Extract every line that contains the string "rotation".

Records provided
————————

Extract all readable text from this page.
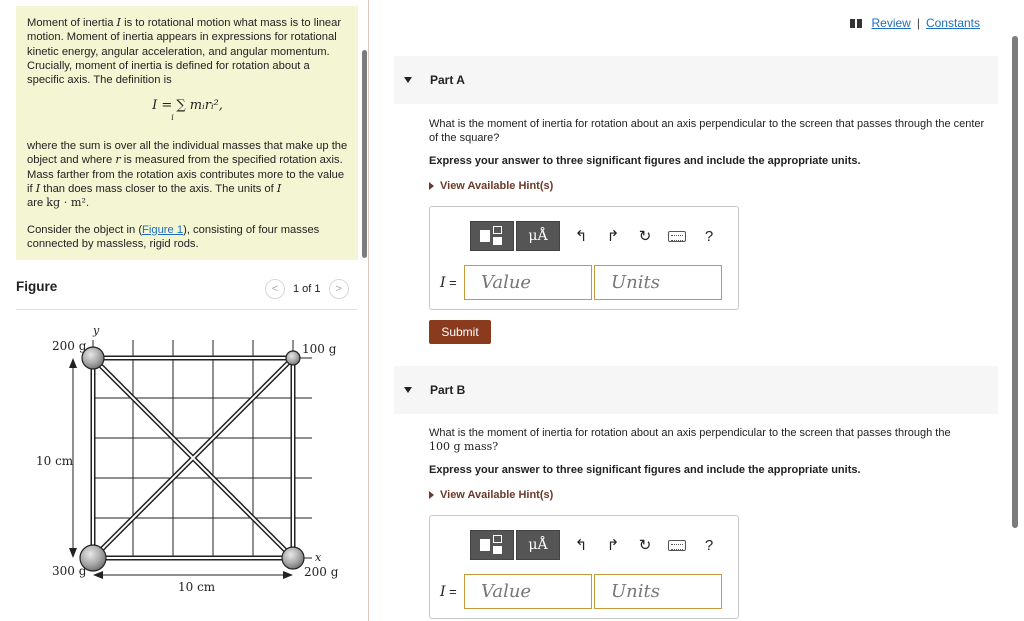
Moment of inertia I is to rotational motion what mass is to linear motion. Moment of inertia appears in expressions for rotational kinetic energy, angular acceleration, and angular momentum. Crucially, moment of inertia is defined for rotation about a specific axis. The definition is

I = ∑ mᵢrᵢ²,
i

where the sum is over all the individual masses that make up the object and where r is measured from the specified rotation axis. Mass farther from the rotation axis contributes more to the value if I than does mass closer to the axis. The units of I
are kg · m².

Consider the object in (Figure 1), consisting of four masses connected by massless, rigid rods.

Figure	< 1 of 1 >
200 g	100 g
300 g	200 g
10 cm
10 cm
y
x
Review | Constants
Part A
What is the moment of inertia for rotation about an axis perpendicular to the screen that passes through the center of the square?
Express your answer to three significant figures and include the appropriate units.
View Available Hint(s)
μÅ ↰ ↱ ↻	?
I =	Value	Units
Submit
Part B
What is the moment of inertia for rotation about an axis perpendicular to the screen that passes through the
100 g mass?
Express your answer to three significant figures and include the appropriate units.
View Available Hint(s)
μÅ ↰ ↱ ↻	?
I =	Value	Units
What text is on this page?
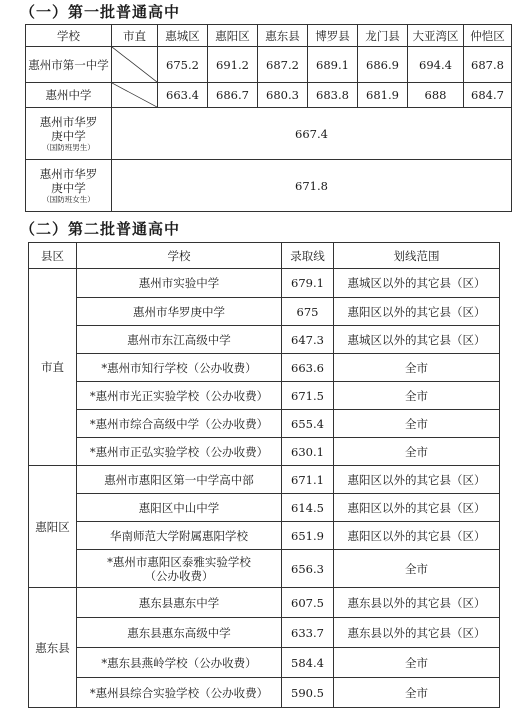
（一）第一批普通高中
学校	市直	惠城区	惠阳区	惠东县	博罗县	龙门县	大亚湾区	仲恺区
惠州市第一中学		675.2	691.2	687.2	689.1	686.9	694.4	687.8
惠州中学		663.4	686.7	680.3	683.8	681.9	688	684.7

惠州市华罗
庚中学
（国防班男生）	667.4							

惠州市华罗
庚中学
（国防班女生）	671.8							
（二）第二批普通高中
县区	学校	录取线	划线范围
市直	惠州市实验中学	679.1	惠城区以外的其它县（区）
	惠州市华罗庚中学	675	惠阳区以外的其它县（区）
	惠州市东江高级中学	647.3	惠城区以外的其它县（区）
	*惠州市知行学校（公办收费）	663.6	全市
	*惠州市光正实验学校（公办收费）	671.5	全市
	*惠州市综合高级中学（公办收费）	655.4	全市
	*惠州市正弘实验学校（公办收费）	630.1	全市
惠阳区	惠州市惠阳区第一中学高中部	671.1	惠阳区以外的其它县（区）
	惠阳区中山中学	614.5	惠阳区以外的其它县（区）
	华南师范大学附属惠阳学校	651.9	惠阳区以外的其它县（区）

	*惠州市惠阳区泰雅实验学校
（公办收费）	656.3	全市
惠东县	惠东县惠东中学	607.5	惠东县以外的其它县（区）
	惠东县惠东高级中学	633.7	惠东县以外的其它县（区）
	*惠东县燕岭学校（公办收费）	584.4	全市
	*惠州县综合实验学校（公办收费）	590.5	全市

————————

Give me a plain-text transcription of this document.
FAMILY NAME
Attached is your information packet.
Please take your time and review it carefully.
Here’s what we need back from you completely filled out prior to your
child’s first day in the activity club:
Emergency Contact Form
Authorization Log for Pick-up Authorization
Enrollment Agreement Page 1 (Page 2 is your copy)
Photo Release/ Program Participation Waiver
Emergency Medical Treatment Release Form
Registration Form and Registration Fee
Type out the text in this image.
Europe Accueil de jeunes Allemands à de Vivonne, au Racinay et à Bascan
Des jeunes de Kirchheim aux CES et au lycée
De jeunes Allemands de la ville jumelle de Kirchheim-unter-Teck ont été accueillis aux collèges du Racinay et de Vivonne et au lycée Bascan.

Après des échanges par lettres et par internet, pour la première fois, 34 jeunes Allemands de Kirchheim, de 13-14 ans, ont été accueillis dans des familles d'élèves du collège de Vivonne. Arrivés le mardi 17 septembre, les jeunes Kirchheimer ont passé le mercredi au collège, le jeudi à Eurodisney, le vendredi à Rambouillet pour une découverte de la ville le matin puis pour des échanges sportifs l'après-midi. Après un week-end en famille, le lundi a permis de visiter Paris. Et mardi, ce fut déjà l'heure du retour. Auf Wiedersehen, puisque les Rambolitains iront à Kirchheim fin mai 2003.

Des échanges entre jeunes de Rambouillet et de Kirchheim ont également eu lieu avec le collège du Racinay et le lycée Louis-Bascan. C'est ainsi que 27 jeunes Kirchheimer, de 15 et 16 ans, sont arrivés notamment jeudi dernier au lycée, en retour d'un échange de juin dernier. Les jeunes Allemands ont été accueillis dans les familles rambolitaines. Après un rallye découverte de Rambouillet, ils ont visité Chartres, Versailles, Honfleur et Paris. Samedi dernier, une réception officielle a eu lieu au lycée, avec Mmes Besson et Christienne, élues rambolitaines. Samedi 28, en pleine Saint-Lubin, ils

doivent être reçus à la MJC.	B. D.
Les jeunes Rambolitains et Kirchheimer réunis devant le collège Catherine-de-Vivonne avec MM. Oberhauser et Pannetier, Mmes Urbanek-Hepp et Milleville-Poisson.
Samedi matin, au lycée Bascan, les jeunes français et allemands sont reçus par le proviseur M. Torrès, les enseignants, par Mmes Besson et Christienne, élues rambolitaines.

————————

Reply to the exercise
Moment of inertia I is to rotational motion what mass is to linear motion. Moment of inertia appears in expressions for rotational kinetic energy, angular acceleration, and angular momentum. Crucially, moment of inertia is defined for rotation about a specific axis. The definition is
where the sum is over all the individual masses that make up the object and where r is measured from the specified rotation axis. Mass farther from the rotation axis contributes more to the value if I than does mass closer to the axis. The units of I
What is the moment of inertia for rotation about an axis perpendicular to the screen that passes through the center of the square?
What is the moment of inertia for rotation about an axis perpendicular to the screen that passes through the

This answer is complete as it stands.